Exercise requirements: Transcribe the entries exactly; images are not part of the copy.

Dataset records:
........

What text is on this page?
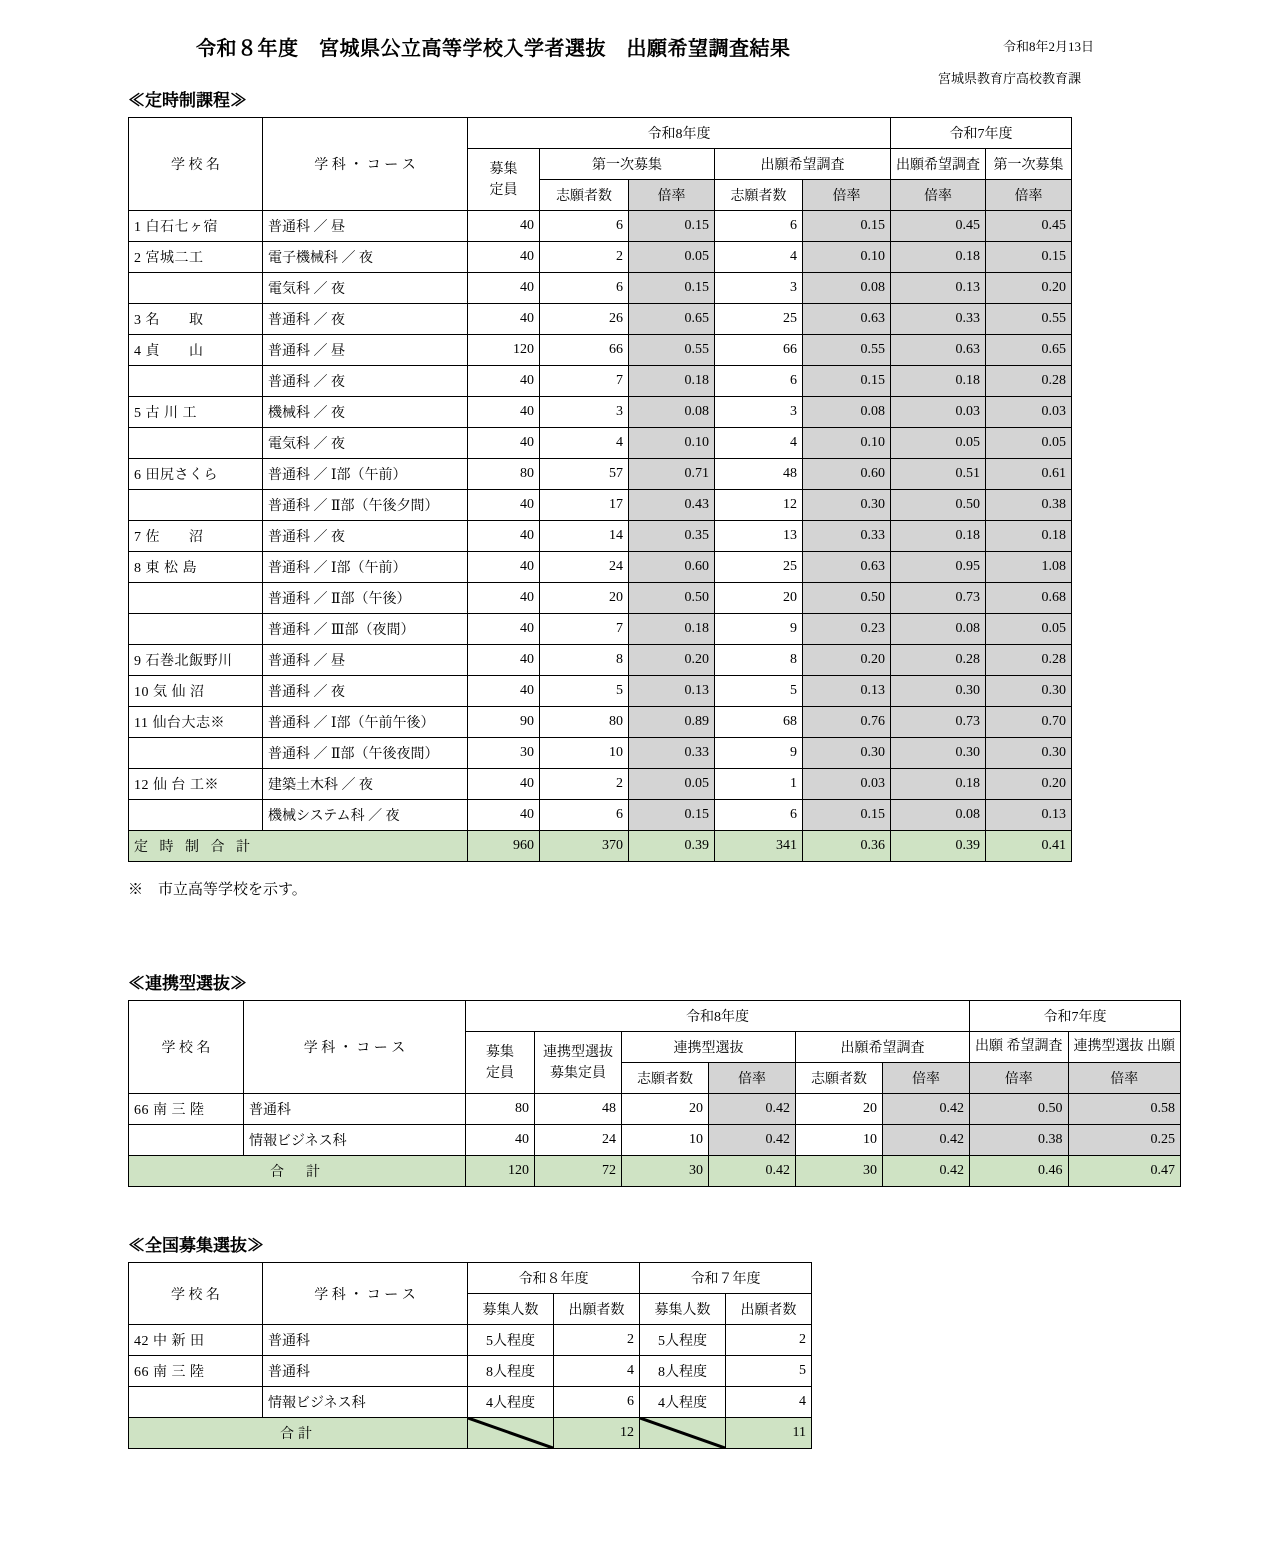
令和８年度　宮城県公立高等学校入学者選抜　出願希望調査結果	令和8年2月13日
宮城県教育庁高校教育課
≪定時制課程≫
学 校 名	学 科 ・ コ ー ス	令和8年度					令和7年度	
		募集
定員	第一次募集		出願希望調査		出願希望調査	第一次募集
			志願者数	倍率	志願者数	倍率	倍率	倍率
1 白石七ヶ宿	普通科 ／ 昼	40	6	0.15	6	0.15	0.45	0.45
2 宮城二工	電子機械科 ／ 夜	40	2	0.05	4	0.10	0.18	0.15
	電気科 ／ 夜	40	6	0.15	3	0.08	0.13	0.20
3 名　　取	普通科 ／ 夜	40	26	0.65	25	0.63	0.33	0.55
4 貞　　山	普通科 ／ 昼	120	66	0.55	66	0.55	0.63	0.65
	普通科 ／ 夜	40	7	0.18	6	0.15	0.18	0.28
5 古 川 工	機械科 ／ 夜	40	3	0.08	3	0.08	0.03	0.03
	電気科 ／ 夜	40	4	0.10	4	0.10	0.05	0.05
6 田尻さくら	普通科 ／ Ⅰ部（午前）	80	57	0.71	48	0.60	0.51	0.61
	普通科 ／ Ⅱ部（午後夕間）	40	17	0.43	12	0.30	0.50	0.38
7 佐　　沼	普通科 ／ 夜	40	14	0.35	13	0.33	0.18	0.18
8 東 松 島	普通科 ／ Ⅰ部（午前）	40	24	0.60	25	0.63	0.95	1.08
	普通科 ／ Ⅱ部（午後）	40	20	0.50	20	0.50	0.73	0.68
	普通科 ／ Ⅲ部（夜間）	40	7	0.18	9	0.23	0.08	0.05
9 石巻北飯野川	普通科 ／ 昼	40	8	0.20	8	0.20	0.28	0.28
10 気 仙 沼	普通科 ／ 夜	40	5	0.13	5	0.13	0.30	0.30
11 仙台大志※	普通科 ／ Ⅰ部（午前午後）	90	80	0.89	68	0.76	0.73	0.70
	普通科 ／ Ⅱ部（午後夜間）	30	10	0.33	9	0.30	0.30	0.30
12 仙 台 工※	建築土木科 ／ 夜	40	2	0.05	1	0.03	0.18	0.20
	機械システム科 ／ 夜	40	6	0.15	6	0.15	0.08	0.13
定 時 制 合 計		960	370	0.39	341	0.36	0.39	0.41
※　市立高等学校を示す。
≪連携型選抜≫
学 校 名	学 科 ・ コ ー ス	令和8年度						令和7年度	
		募集
定員	連携型選抜
募集定員	連携型選抜		出願希望調査		出願 希望調査	連携型選抜 出願
				志願者数	倍率	志願者数	倍率	倍率	倍率
66 南 三 陸	普通科	80	48	20	0.42	20	0.42	0.50	0.58
	情報ビジネス科	40	24	10	0.42	10	0.42	0.38	0.25
合　計		120	72	30	0.42	30	0.42	0.46	0.47
≪全国募集選抜≫
学 校 名	学 科 ・ コ ー ス	令和８年度		令和７年度	
		募集人数	出願者数	募集人数	出願者数
42 中 新 田	普通科	5人程度	2	5人程度	2
66 南 三 陸	普通科	8人程度	4	8人程度	5
	情報ビジネス科	4人程度	6	4人程度	4
合計			12		11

........

Written answer:
What text is on this page?
令和８年度　宮城県公立高等学校入学者選抜　出願希望調査結果	令和8年2月13日
宮城県教育庁高校教育課
≪定時制課程≫
学 校 名	学 科 ・ コ ー ス	令和8年度					令和7年度	
		募集
定員	第一次募集		出願希望調査		出願希望調査	第一次募集
			志願者数	倍率	志願者数	倍率	倍率	倍率
1 白石七ヶ宿	普通科 ／ 昼	40	6	0.15	6	0.15	0.45	0.45
2 宮城二工	電子機械科 ／ 夜	40	2	0.05	4	0.10	0.18	0.15
	電気科 ／ 夜	40	6	0.15	3	0.08	0.13	0.20
3 名　　取	普通科 ／ 夜	40	26	0.65	25	0.63	0.33	0.55
4 貞　　山	普通科 ／ 昼	120	66	0.55	66	0.55	0.63	0.65
	普通科 ／ 夜	40	7	0.18	6	0.15	0.18	0.28
5 古 川 工	機械科 ／ 夜	40	3	0.08	3	0.08	0.03	0.03
	電気科 ／ 夜	40	4	0.10	4	0.10	0.05	0.05
6 田尻さくら	普通科 ／ Ⅰ部（午前）	80	57	0.71	48	0.60	0.51	0.61
	普通科 ／ Ⅱ部（午後夕間）	40	17	0.43	12	0.30	0.50	0.38
7 佐　　沼	普通科 ／ 夜	40	14	0.35	13	0.33	0.18	0.18
8 東 松 島	普通科 ／ Ⅰ部（午前）	40	24	0.60	25	0.63	0.95	1.08
	普通科 ／ Ⅱ部（午後）	40	20	0.50	20	0.50	0.73	0.68
	普通科 ／ Ⅲ部（夜間）	40	7	0.18	9	0.23	0.08	0.05
9 石巻北飯野川	普通科 ／ 昼	40	8	0.20	8	0.20	0.28	0.28
10 気 仙 沼	普通科 ／ 夜	40	5	0.13	5	0.13	0.30	0.30
11 仙台大志※	普通科 ／ Ⅰ部（午前午後）	90	80	0.89	68	0.76	0.73	0.70
	普通科 ／ Ⅱ部（午後夜間）	30	10	0.33	9	0.30	0.30	0.30
12 仙 台 工※	建築土木科 ／ 夜	40	2	0.05	1	0.03	0.18	0.20
	機械システム科 ／ 夜	40	6	0.15	6	0.15	0.08	0.13
定 時 制 合 計		960	370	0.39	341	0.36	0.39	0.41
※　市立高等学校を示す。
≪連携型選抜≫
学 校 名	学 科 ・ コ ー ス	令和8年度						令和7年度	
		募集
定員	連携型選抜
募集定員	連携型選抜		出願希望調査		出願 希望調査	連携型選抜 出願
				志願者数	倍率	志願者数	倍率	倍率	倍率
66 南 三 陸	普通科	80	48	20	0.42	20	0.42	0.50	0.58
	情報ビジネス科	40	24	10	0.42	10	0.42	0.38	0.25
合　計		120	72	30	0.42	30	0.42	0.46	0.47
≪全国募集選抜≫
学 校 名	学 科 ・ コ ー ス	令和８年度		令和７年度	
		募集人数	出願者数	募集人数	出願者数
42 中 新 田	普通科	5人程度	2	5人程度	2
66 南 三 陸	普通科	8人程度	4	8人程度	5
	情報ビジネス科	4人程度	6	4人程度	4
合計			12		11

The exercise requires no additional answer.